### EXERCISE OBJECTIVE
Render every line of the items below as a Markdown table with the columns Row and Line, numbering the rows and leaving out blank lines.

### INPUT FOR THIS TASK
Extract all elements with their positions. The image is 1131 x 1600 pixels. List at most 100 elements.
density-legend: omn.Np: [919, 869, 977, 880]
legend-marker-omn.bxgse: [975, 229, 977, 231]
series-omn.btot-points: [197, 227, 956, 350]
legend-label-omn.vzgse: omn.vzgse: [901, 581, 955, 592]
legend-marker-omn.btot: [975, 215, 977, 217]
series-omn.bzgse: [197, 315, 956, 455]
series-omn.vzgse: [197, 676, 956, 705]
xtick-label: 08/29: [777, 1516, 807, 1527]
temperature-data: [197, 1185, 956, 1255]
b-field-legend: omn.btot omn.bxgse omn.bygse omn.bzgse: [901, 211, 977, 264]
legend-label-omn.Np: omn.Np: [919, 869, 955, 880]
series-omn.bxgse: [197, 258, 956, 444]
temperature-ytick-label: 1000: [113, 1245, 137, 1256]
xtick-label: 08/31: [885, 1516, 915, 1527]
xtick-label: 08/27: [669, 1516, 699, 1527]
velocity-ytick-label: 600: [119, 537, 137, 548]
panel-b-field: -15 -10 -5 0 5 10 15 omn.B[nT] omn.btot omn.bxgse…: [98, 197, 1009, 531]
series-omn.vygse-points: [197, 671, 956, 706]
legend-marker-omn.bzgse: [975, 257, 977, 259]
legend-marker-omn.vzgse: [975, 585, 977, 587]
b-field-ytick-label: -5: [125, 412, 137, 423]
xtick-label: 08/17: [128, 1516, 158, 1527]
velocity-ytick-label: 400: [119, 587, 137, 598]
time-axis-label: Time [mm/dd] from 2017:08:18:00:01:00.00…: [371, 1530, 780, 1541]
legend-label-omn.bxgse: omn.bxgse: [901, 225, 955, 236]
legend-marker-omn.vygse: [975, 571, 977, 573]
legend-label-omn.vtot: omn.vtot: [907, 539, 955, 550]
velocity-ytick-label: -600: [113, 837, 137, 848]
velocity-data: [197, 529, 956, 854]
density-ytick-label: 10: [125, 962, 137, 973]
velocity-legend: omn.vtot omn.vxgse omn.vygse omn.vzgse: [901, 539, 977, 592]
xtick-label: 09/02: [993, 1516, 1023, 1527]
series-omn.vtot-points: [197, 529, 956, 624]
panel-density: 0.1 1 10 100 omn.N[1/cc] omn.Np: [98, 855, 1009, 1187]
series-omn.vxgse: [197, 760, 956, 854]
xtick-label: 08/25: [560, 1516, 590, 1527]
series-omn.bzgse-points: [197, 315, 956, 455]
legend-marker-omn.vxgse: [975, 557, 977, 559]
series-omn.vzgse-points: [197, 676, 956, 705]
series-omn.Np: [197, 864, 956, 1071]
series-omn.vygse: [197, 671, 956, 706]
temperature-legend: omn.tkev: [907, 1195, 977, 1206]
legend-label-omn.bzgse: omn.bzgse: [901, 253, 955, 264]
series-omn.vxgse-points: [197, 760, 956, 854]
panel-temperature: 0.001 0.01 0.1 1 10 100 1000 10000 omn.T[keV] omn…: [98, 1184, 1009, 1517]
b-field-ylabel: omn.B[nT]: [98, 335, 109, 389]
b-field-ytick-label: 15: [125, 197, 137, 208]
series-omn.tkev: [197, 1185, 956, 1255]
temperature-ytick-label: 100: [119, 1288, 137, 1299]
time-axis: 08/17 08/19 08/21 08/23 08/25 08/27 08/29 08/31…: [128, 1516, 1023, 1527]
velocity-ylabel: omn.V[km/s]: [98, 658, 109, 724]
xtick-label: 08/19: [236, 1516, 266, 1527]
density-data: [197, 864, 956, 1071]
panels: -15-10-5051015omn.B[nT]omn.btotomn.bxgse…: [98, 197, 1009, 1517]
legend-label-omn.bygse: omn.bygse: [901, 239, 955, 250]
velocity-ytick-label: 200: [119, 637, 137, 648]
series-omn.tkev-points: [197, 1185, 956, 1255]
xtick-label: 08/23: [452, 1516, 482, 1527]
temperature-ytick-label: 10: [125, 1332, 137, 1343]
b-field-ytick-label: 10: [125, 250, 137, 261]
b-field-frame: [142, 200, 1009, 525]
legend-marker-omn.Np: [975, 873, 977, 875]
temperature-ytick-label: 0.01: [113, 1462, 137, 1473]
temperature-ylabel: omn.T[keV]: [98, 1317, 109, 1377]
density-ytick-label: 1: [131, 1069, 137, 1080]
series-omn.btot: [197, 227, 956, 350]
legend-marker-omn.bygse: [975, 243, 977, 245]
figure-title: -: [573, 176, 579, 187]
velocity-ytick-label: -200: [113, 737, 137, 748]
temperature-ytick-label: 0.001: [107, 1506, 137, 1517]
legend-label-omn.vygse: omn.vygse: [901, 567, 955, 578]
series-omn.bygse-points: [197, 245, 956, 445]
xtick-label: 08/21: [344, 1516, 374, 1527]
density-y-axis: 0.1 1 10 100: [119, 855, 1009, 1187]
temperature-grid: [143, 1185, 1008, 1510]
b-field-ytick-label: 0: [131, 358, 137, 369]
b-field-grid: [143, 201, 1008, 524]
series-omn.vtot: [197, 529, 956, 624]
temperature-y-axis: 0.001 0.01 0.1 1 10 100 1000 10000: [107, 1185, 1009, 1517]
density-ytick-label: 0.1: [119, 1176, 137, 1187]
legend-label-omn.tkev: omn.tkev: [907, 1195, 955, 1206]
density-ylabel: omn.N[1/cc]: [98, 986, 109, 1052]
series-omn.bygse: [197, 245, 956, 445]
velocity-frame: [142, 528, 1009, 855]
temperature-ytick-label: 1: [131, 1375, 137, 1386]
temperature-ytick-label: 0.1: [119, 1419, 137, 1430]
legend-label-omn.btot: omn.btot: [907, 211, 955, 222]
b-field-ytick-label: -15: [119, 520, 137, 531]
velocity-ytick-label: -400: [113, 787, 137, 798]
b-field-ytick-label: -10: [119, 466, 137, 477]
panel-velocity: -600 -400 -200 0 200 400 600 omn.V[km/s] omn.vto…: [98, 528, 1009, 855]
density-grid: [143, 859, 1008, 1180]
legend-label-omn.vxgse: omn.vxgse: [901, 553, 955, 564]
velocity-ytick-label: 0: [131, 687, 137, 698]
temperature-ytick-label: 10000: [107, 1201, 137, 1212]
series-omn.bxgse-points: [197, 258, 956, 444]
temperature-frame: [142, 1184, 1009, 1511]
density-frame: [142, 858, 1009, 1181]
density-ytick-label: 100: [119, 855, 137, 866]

### FINAL RESULT
| Row | Line |
|---|---|
| 1 | Extract all elements with their positions. The image is 1131 x 1600 pixels. List at most 100 elements. |
| 2 | density-legend: omn.Np: [919, 869, 977, 880] |
| 3 | legend-marker-omn.bxgse: [975, 229, 977, 231] |
| 4 | series-omn.btot-points: [197, 227, 956, 350] |
| 5 | legend-label-omn.vzgse: omn.vzgse: [901, 581, 955, 592] |
| 6 | legend-marker-omn.btot: [975, 215, 977, 217] |
| 7 | series-omn.bzgse: [197, 315, 956, 455] |
| 8 | series-omn.vzgse: [197, 676, 956, 705] |
| 9 | xtick-label: 08/29: [777, 1516, 807, 1527] |
| 10 | temperature-data: [197, 1185, 956, 1255] |
| 11 | b-field-legend: omn.btot omn.bxgse omn.bygse omn.bzgse: [901, 211, 977, 264] |
| 12 | legend-label-omn.Np: omn.Np: [919, 869, 955, 880] |
| 13 | series-omn.bxgse: [197, 258, 956, 444] |
| 14 | temperature-ytick-label: 1000: [113, 1245, 137, 1256] |
| 15 | xtick-label: 08/31: [885, 1516, 915, 1527] |
| 16 | xtick-label: 08/27: [669, 1516, 699, 1527] |
| 17 | velocity-ytick-label: 600: [119, 537, 137, 548] |
| 18 | panel-b-field: -15 -10 -5 0 5 10 15 omn.B[nT] omn.btot omn.bxgse…: [98, 197, 1009, 531] |
| 19 | series-omn.vygse-points: [197, 671, 956, 706] |
| 20 | legend-marker-omn.bzgse: [975, 257, 977, 259] |
| 21 | legend-marker-omn.vzgse: [975, 585, 977, 587] |
| 22 | b-field-ytick-label: -5: [125, 412, 137, 423] |
| 23 | xtick-label: 08/17: [128, 1516, 158, 1527] |
| 24 | velocity-ytick-label: 400: [119, 587, 137, 598] |
| 25 | time-axis-label: Time [mm/dd] from 2017:08:18:00:01:00.00…: [371, 1530, 780, 1541] |
| 26 | legend-label-omn.bxgse: omn.bxgse: [901, 225, 955, 236] |
| 27 | legend-marker-omn.vygse: [975, 571, 977, 573] |
| 28 | legend-label-omn.vtot: omn.vtot: [907, 539, 955, 550] |
| 29 | velocity-ytick-label: -600: [113, 837, 137, 848] |
| 30 | velocity-data: [197, 529, 956, 854] |
| 31 | density-ytick-label: 10: [125, 962, 137, 973] |
| 32 | velocity-legend: omn.vtot omn.vxgse omn.vygse omn.vzgse: [901, 539, 977, 592] |
| 33 | xtick-label: 09/02: [993, 1516, 1023, 1527] |
| 34 | series-omn.vtot-points: [197, 529, 956, 624] |
| 35 | panel-density: 0.1 1 10 100 omn.N[1/cc] omn.Np: [98, 855, 1009, 1187] |
| 36 | series-omn.vxgse: [197, 760, 956, 854] |
| 37 | xtick-label: 08/25: [560, 1516, 590, 1527] |
| 38 | series-omn.bzgse-points: [197, 315, 956, 455] |
| 39 | legend-marker-omn.vxgse: [975, 557, 977, 559] |
| 40 | series-omn.vzgse-points: [197, 676, 956, 705] |
| 41 | series-omn.Np: [197, 864, 956, 1071] |
| 42 | series-omn.vygse: [197, 671, 956, 706] |
| 43 | temperature-legend: omn.tkev: [907, 1195, 977, 1206] |
| 44 | legend-label-omn.bzgse: omn.bzgse: [901, 253, 955, 264] |
| 45 | series-omn.vxgse-points: [197, 760, 956, 854] |
| 46 | panel-temperature: 0.001 0.01 0.1 1 10 100 1000 10000 omn.T[keV] omn…: [98, 1184, 1009, 1517] |
| 47 | b-field-ylabel: omn.B[nT]: [98, 335, 109, 389] |
| 48 | b-field-ytick-label: 15: [125, 197, 137, 208] |
| 49 | series-omn.tkev: [197, 1185, 956, 1255] |
| 50 | temperature-ytick-label: 100: [119, 1288, 137, 1299] |
| 51 | time-axis: 08/17 08/19 08/21 08/23 08/25 08/27 08/29 08/31…: [128, 1516, 1023, 1527] |
| 52 | velocity-ylabel: omn.V[km/s]: [98, 658, 109, 724] |
| 53 | xtick-label: 08/19: [236, 1516, 266, 1527] |
| 54 | density-data: [197, 864, 956, 1071] |
| 55 | panels: -15-10-5051015omn.B[nT]omn.btotomn.bxgse…: [98, 197, 1009, 1517] |
| 56 | legend-label-omn.bygse: omn.bygse: [901, 239, 955, 250] |
| 57 | velocity-ytick-label: 200: [119, 637, 137, 648] |
| 58 | series-omn.tkev-points: [197, 1185, 956, 1255] |
| 59 | xtick-label: 08/23: [452, 1516, 482, 1527] |
| 60 | temperature-ytick-label: 10: [125, 1332, 137, 1343] |
| 61 | b-field-ytick-label: 10: [125, 250, 137, 261] |
| 62 | b-field-frame: [142, 200, 1009, 525] |
| 63 | legend-marker-omn.Np: [975, 873, 977, 875] |
| 64 | temperature-ytick-label: 0.01: [113, 1462, 137, 1473] |
| 65 | temperature-ylabel: omn.T[keV]: [98, 1317, 109, 1377] |
| 66 | density-ytick-label: 1: [131, 1069, 137, 1080] |
| 67 | series-omn.btot: [197, 227, 956, 350] |
| 68 | legend-marker-omn.bygse: [975, 243, 977, 245] |
| 69 | figure-title: -: [573, 176, 579, 187] |
| 70 | velocity-ytick-label: -200: [113, 737, 137, 748] |
| 71 | temperature-ytick-label: 0.001: [107, 1506, 137, 1517] |
| 72 | legend-label-omn.vygse: omn.vygse: [901, 567, 955, 578] |
| 73 | series-omn.bygse-points: [197, 245, 956, 445] |
| 74 | xtick-label: 08/21: [344, 1516, 374, 1527] |
| 75 | density-y-axis: 0.1 1 10 100: [119, 855, 1009, 1187] |
| 76 | temperature-grid: [143, 1185, 1008, 1510] |
| 77 | b-field-ytick-label: 0: [131, 358, 137, 369] |
| 78 | b-field-grid: [143, 201, 1008, 524] |
| 79 | series-omn.vtot: [197, 529, 956, 624] |
| 80 | temperature-y-axis: 0.001 0.01 0.1 1 10 100 1000 10000: [107, 1185, 1009, 1517] |
| 81 | density-ytick-label: 0.1: [119, 1176, 137, 1187] |
| 82 | legend-label-omn.tkev: omn.tkev: [907, 1195, 955, 1206] |
| 83 | density-ylabel: omn.N[1/cc]: [98, 986, 109, 1052] |
| 84 | series-omn.bygse: [197, 245, 956, 445] |
| 85 | velocity-frame: [142, 528, 1009, 855] |
| 86 | temperature-ytick-label: 1: [131, 1375, 137, 1386] |
| 87 | temperature-ytick-label: 0.1: [119, 1419, 137, 1430] |
| 88 | legend-label-omn.btot: omn.btot: [907, 211, 955, 222] |
| 89 | b-field-ytick-label: -15: [119, 520, 137, 531] |
| 90 | velocity-ytick-label: -400: [113, 787, 137, 798] |
| 91 | b-field-ytick-label: -10: [119, 466, 137, 477] |
| 92 | panel-velocity: -600 -400 -200 0 200 400 600 omn.V[km/s] omn.vto…: [98, 528, 1009, 855] |
| 93 | density-grid: [143, 859, 1008, 1180] |
| 94 | legend-label-omn.vxgse: omn.vxgse: [901, 553, 955, 564] |
| 95 | velocity-ytick-label: 0: [131, 687, 137, 698] |
| 96 | temperature-ytick-label: 10000: [107, 1201, 137, 1212] |
| 97 | series-omn.bxgse-points: [197, 258, 956, 444] |
| 98 | temperature-frame: [142, 1184, 1009, 1511] |
| 99 | density-frame: [142, 858, 1009, 1181] |
| 100 | density-ytick-label: 100: [119, 855, 137, 866] |